**Dataset excerpt:**
┌──

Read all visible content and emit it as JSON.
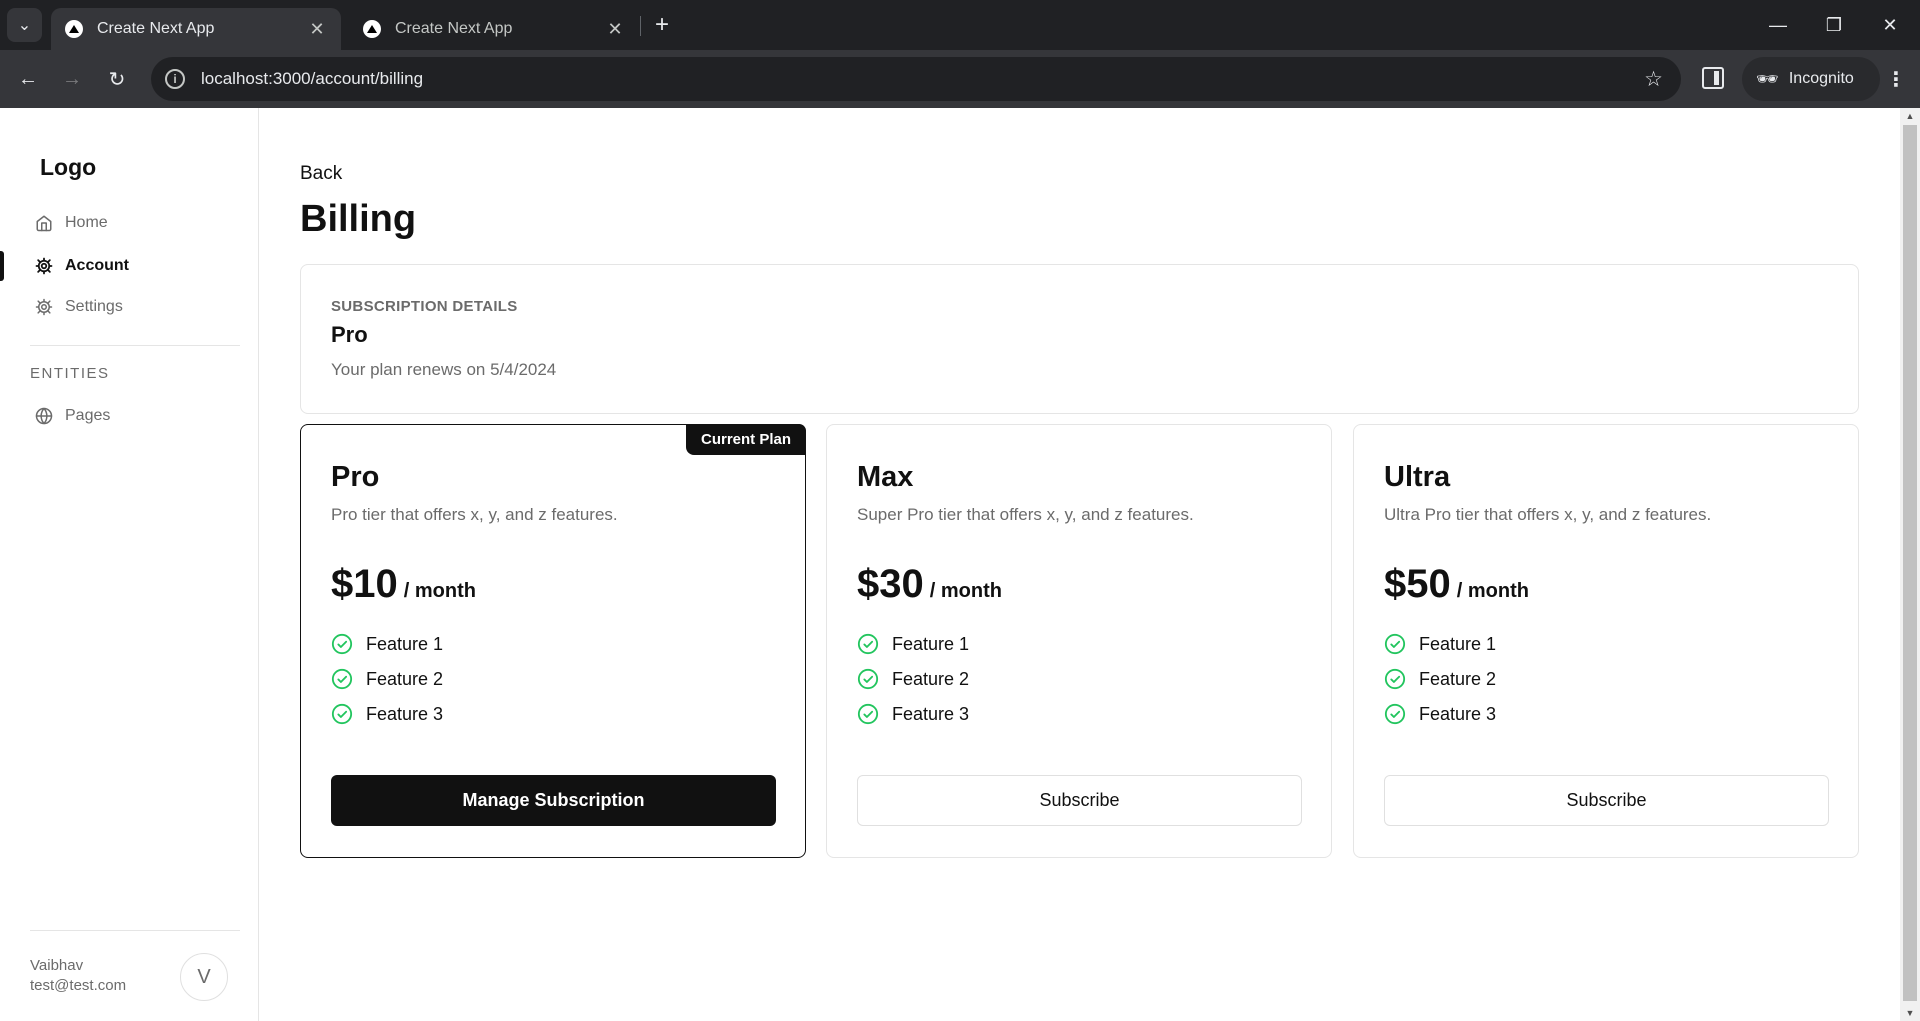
{
  "browser": {
    "tabs": [
      {
        "title": "Create Next App",
        "active": true
      },
      {
        "title": "Create Next App",
        "active": false
      }
    ],
    "url": "localhost:3000/account/billing",
    "profile_label": "Incognito"
  },
  "sidebar": {
    "logo": "Logo",
    "nav": [
      {
        "label": "Home",
        "icon": "home-icon"
      },
      {
        "label": "Account",
        "icon": "gear-icon",
        "active": true
      },
      {
        "label": "Settings",
        "icon": "gear-icon"
      }
    ],
    "section_label": "ENTITIES",
    "entities": [
      {
        "label": "Pages",
        "icon": "globe-icon"
      }
    ],
    "user": {
      "name": "Vaibhav",
      "email": "test@test.com",
      "avatar_initial": "V"
    }
  },
  "main": {
    "back_label": "Back",
    "title": "Billing",
    "subscription": {
      "eyebrow": "SUBSCRIPTION DETAILS",
      "plan": "Pro",
      "renewal": "Your plan renews on 5/4/2024"
    },
    "plans": [
      {
        "name": "Pro",
        "description": "Pro tier that offers x, y, and z features.",
        "price": "$10",
        "period": "/ month",
        "features": [
          "Feature 1",
          "Feature 2",
          "Feature 3"
        ],
        "button": "Manage Subscription",
        "badge": "Current Plan"
      },
      {
        "name": "Max",
        "description": "Super Pro tier that offers x, y, and z features.",
        "price": "$30",
        "period": "/ month",
        "features": [
          "Feature 1",
          "Feature 2",
          "Feature 3"
        ],
        "button": "Subscribe"
      },
      {
        "name": "Ultra",
        "description": "Ultra Pro tier that offers x, y, and z features.",
        "price": "$50",
        "period": "/ month",
        "features": [
          "Feature 1",
          "Feature 2",
          "Feature 3"
        ],
        "button": "Subscribe"
      }
    ]
  },
  "colors": {
    "accent": "#111111",
    "check_green": "#22c55e",
    "muted_text": "#6b6b6b",
    "border": "#e5e5e5"
  }
}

└──

**WRITTEN TASK:** Your task is to repeat the data above exactly while excluding the pictures.

**COMPLETE ANSWER:**
Read all visible content and emit it as JSON.
{
  "browser": {
    "tabs": [
      {
        "title": "Create Next App",
        "active": true
      },
      {
        "title": "Create Next App",
        "active": false
      }
    ],
    "url": "localhost:3000/account/billing",
    "profile_label": "Incognito"
  },
  "sidebar": {
    "logo": "Logo",
    "nav": [
      {
        "label": "Home",
        "icon": "home-icon"
      },
      {
        "label": "Account",
        "icon": "gear-icon",
        "active": true
      },
      {
        "label": "Settings",
        "icon": "gear-icon"
      }
    ],
    "section_label": "ENTITIES",
    "entities": [
      {
        "label": "Pages",
        "icon": "globe-icon"
      }
    ],
    "user": {
      "name": "Vaibhav",
      "email": "test@test.com",
      "avatar_initial": "V"
    }
  },
  "main": {
    "back_label": "Back",
    "title": "Billing",
    "subscription": {
      "eyebrow": "SUBSCRIPTION DETAILS",
      "plan": "Pro",
      "renewal": "Your plan renews on 5/4/2024"
    },
    "plans": [
      {
        "name": "Pro",
        "description": "Pro tier that offers x, y, and z features.",
        "price": "$10",
        "period": "/ month",
        "features": [
          "Feature 1",
          "Feature 2",
          "Feature 3"
        ],
        "button": "Manage Subscription",
        "badge": "Current Plan"
      },
      {
        "name": "Max",
        "description": "Super Pro tier that offers x, y, and z features.",
        "price": "$30",
        "period": "/ month",
        "features": [
          "Feature 1",
          "Feature 2",
          "Feature 3"
        ],
        "button": "Subscribe"
      },
      {
        "name": "Ultra",
        "description": "Ultra Pro tier that offers x, y, and z features.",
        "price": "$50",
        "period": "/ month",
        "features": [
          "Feature 1",
          "Feature 2",
          "Feature 3"
        ],
        "button": "Subscribe"
      }
    ]
  },
  "colors": {
    "accent": "#111111",
    "check_green": "#22c55e",
    "muted_text": "#6b6b6b",
    "border": "#e5e5e5"
  }
}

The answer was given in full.